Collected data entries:
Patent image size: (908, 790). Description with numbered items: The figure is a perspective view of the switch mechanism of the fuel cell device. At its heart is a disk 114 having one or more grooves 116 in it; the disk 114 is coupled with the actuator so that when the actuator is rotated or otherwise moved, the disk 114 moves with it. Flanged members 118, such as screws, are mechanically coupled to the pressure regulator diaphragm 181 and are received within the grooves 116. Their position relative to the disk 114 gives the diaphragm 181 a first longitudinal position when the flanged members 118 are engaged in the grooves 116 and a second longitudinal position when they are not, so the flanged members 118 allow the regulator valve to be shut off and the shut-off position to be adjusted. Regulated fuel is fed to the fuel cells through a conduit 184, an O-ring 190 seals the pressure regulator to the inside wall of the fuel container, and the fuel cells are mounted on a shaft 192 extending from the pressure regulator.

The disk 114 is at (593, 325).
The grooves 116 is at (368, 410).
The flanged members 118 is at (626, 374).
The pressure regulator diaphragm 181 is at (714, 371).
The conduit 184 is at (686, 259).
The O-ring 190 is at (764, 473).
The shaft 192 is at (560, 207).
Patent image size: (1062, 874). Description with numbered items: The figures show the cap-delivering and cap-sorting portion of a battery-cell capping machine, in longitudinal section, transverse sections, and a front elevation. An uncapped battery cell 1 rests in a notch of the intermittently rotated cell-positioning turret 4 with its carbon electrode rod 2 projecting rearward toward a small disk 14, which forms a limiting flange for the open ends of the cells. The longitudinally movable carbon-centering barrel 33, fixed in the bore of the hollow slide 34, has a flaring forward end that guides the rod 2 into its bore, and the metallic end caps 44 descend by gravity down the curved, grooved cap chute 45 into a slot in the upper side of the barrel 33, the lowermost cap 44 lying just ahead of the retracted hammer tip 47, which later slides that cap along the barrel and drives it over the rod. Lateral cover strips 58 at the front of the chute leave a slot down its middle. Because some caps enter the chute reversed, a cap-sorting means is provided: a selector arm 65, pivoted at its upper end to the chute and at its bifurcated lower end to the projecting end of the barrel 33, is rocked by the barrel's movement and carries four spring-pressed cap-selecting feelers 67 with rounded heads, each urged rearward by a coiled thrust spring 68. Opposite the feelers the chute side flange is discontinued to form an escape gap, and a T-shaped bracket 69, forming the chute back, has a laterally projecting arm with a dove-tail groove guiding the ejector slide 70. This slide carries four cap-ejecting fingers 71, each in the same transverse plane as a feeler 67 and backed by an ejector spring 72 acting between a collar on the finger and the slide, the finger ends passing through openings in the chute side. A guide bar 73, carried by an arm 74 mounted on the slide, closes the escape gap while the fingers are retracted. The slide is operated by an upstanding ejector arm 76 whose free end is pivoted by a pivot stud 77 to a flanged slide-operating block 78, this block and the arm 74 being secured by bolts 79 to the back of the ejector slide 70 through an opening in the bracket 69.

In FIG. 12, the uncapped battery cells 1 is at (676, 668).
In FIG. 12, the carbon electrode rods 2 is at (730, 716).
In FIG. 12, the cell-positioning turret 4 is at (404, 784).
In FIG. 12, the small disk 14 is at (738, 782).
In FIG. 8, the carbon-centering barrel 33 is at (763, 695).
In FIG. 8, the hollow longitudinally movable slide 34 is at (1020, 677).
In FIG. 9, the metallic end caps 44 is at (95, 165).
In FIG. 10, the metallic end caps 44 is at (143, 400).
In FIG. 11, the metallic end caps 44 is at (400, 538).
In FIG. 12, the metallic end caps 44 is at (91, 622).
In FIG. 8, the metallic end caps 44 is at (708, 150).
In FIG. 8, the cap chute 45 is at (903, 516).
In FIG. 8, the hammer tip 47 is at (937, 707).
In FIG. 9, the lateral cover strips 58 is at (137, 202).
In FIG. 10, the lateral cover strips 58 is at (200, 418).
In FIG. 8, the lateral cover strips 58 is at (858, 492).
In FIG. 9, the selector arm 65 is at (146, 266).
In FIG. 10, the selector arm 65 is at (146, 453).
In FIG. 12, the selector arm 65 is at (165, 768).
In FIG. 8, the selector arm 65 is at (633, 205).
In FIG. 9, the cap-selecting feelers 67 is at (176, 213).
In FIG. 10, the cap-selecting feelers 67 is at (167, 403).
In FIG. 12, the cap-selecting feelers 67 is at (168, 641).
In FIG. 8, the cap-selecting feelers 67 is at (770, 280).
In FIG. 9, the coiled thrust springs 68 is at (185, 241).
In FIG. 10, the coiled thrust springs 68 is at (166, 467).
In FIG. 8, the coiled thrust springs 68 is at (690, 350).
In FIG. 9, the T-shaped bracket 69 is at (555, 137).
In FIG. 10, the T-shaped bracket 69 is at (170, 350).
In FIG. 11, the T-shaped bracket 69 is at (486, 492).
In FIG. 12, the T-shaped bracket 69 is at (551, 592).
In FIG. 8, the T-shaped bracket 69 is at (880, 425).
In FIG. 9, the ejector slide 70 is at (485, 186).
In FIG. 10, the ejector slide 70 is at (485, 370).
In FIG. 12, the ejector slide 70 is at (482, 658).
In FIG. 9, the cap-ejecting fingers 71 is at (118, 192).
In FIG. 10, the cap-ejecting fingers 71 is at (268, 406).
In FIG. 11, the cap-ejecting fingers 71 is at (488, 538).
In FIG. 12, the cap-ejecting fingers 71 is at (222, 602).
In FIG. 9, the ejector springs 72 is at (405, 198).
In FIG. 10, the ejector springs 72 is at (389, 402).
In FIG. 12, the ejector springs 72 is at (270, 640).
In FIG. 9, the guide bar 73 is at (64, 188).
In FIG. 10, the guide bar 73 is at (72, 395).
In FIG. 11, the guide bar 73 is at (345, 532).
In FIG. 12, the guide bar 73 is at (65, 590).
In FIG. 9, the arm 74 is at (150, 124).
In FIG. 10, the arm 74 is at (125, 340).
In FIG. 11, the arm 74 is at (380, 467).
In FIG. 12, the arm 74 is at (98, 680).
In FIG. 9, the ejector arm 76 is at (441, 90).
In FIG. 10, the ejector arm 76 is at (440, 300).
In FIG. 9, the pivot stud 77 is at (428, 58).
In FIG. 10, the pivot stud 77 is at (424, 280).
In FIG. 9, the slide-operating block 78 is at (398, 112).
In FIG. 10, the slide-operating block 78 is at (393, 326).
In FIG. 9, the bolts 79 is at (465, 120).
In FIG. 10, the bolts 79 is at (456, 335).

> **Problem statement**
Word for word, extract all the records.

> **Result of this task**
Patent image size: (908, 790). Description with numbered items: The figure is a perspective view of the switch mechanism of the fuel cell device. At its heart is a disk 114 having one or more grooves 116 in it; the disk 114 is coupled with the actuator so that when the actuator is rotated or otherwise moved, the disk 114 moves with it. Flanged members 118, such as screws, are mechanically coupled to the pressure regulator diaphragm 181 and are received within the grooves 116. Their position relative to the disk 114 gives the diaphragm 181 a first longitudinal position when the flanged members 118 are engaged in the grooves 116 and a second longitudinal position when they are not, so the flanged members 118 allow the regulator valve to be shut off and the shut-off position to be adjusted. Regulated fuel is fed to the fuel cells through a conduit 184, an O-ring 190 seals the pressure regulator to the inside wall of the fuel container, and the fuel cells are mounted on a shaft 192 extending from the pressure regulator.

The disk 114 is at (593, 325).
The grooves 116 is at (368, 410).
The flanged members 118 is at (626, 374).
The pressure regulator diaphragm 181 is at (714, 371).
The conduit 184 is at (686, 259).
The O-ring 190 is at (764, 473).
The shaft 192 is at (560, 207).
Patent image size: (1062, 874). Description with numbered items: The figures show the cap-delivering and cap-sorting portion of a battery-cell capping machine, in longitudinal section, transverse sections, and a front elevation. An uncapped battery cell 1 rests in a notch of the intermittently rotated cell-positioning turret 4 with its carbon electrode rod 2 projecting rearward toward a small disk 14, which forms a limiting flange for the open ends of the cells. The longitudinally movable carbon-centering barrel 33, fixed in the bore of the hollow slide 34, has a flaring forward end that guides the rod 2 into its bore, and the metallic end caps 44 descend by gravity down the curved, grooved cap chute 45 into a slot in the upper side of the barrel 33, the lowermost cap 44 lying just ahead of the retracted hammer tip 47, which later slides that cap along the barrel and drives it over the rod. Lateral cover strips 58 at the front of the chute leave a slot down its middle. Because some caps enter the chute reversed, a cap-sorting means is provided: a selector arm 65, pivoted at its upper end to the chute and at its bifurcated lower end to the projecting end of the barrel 33, is rocked by the barrel's movement and carries four spring-pressed cap-selecting feelers 67 with rounded heads, each urged rearward by a coiled thrust spring 68. Opposite the feelers the chute side flange is discontinued to form an escape gap, and a T-shaped bracket 69, forming the chute back, has a laterally projecting arm with a dove-tail groove guiding the ejector slide 70. This slide carries four cap-ejecting fingers 71, each in the same transverse plane as a feeler 67 and backed by an ejector spring 72 acting between a collar on the finger and the slide, the finger ends passing through openings in the chute side. A guide bar 73, carried by an arm 74 mounted on the slide, closes the escape gap while the fingers are retracted. The slide is operated by an upstanding ejector arm 76 whose free end is pivoted by a pivot stud 77 to a flanged slide-operating block 78, this block and the arm 74 being secured by bolts 79 to the back of the ejector slide 70 through an opening in the bracket 69.

In FIG. 12, the uncapped battery cells 1 is at (676, 668).
In FIG. 12, the carbon electrode rods 2 is at (730, 716).
In FIG. 12, the cell-positioning turret 4 is at (404, 784).
In FIG. 12, the small disk 14 is at (738, 782).
In FIG. 8, the carbon-centering barrel 33 is at (763, 695).
In FIG. 8, the hollow longitudinally movable slide 34 is at (1020, 677).
In FIG. 9, the metallic end caps 44 is at (95, 165).
In FIG. 10, the metallic end caps 44 is at (143, 400).
In FIG. 11, the metallic end caps 44 is at (400, 538).
In FIG. 12, the metallic end caps 44 is at (91, 622).
In FIG. 8, the metallic end caps 44 is at (708, 150).
In FIG. 8, the cap chute 45 is at (903, 516).
In FIG. 8, the hammer tip 47 is at (937, 707).
In FIG. 9, the lateral cover strips 58 is at (137, 202).
In FIG. 10, the lateral cover strips 58 is at (200, 418).
In FIG. 8, the lateral cover strips 58 is at (858, 492).
In FIG. 9, the selector arm 65 is at (146, 266).
In FIG. 10, the selector arm 65 is at (146, 453).
In FIG. 12, the selector arm 65 is at (165, 768).
In FIG. 8, the selector arm 65 is at (633, 205).
In FIG. 9, the cap-selecting feelers 67 is at (176, 213).
In FIG. 10, the cap-selecting feelers 67 is at (167, 403).
In FIG. 12, the cap-selecting feelers 67 is at (168, 641).
In FIG. 8, the cap-selecting feelers 67 is at (770, 280).
In FIG. 9, the coiled thrust springs 68 is at (185, 241).
In FIG. 10, the coiled thrust springs 68 is at (166, 467).
In FIG. 8, the coiled thrust springs 68 is at (690, 350).
In FIG. 9, the T-shaped bracket 69 is at (555, 137).
In FIG. 10, the T-shaped bracket 69 is at (170, 350).
In FIG. 11, the T-shaped bracket 69 is at (486, 492).
In FIG. 12, the T-shaped bracket 69 is at (551, 592).
In FIG. 8, the T-shaped bracket 69 is at (880, 425).
In FIG. 9, the ejector slide 70 is at (485, 186).
In FIG. 10, the ejector slide 70 is at (485, 370).
In FIG. 12, the ejector slide 70 is at (482, 658).
In FIG. 9, the cap-ejecting fingers 71 is at (118, 192).
In FIG. 10, the cap-ejecting fingers 71 is at (268, 406).
In FIG. 11, the cap-ejecting fingers 71 is at (488, 538).
In FIG. 12, the cap-ejecting fingers 71 is at (222, 602).
In FIG. 9, the ejector springs 72 is at (405, 198).
In FIG. 10, the ejector springs 72 is at (389, 402).
In FIG. 12, the ejector springs 72 is at (270, 640).
In FIG. 9, the guide bar 73 is at (64, 188).
In FIG. 10, the guide bar 73 is at (72, 395).
In FIG. 11, the guide bar 73 is at (345, 532).
In FIG. 12, the guide bar 73 is at (65, 590).
In FIG. 9, the arm 74 is at (150, 124).
In FIG. 10, the arm 74 is at (125, 340).
In FIG. 11, the arm 74 is at (380, 467).
In FIG. 12, the arm 74 is at (98, 680).
In FIG. 9, the ejector arm 76 is at (441, 90).
In FIG. 10, the ejector arm 76 is at (440, 300).
In FIG. 9, the pivot stud 77 is at (428, 58).
In FIG. 10, the pivot stud 77 is at (424, 280).
In FIG. 9, the slide-operating block 78 is at (398, 112).
In FIG. 10, the slide-operating block 78 is at (393, 326).
In FIG. 9, the bolts 79 is at (465, 120).
In FIG. 10, the bolts 79 is at (456, 335).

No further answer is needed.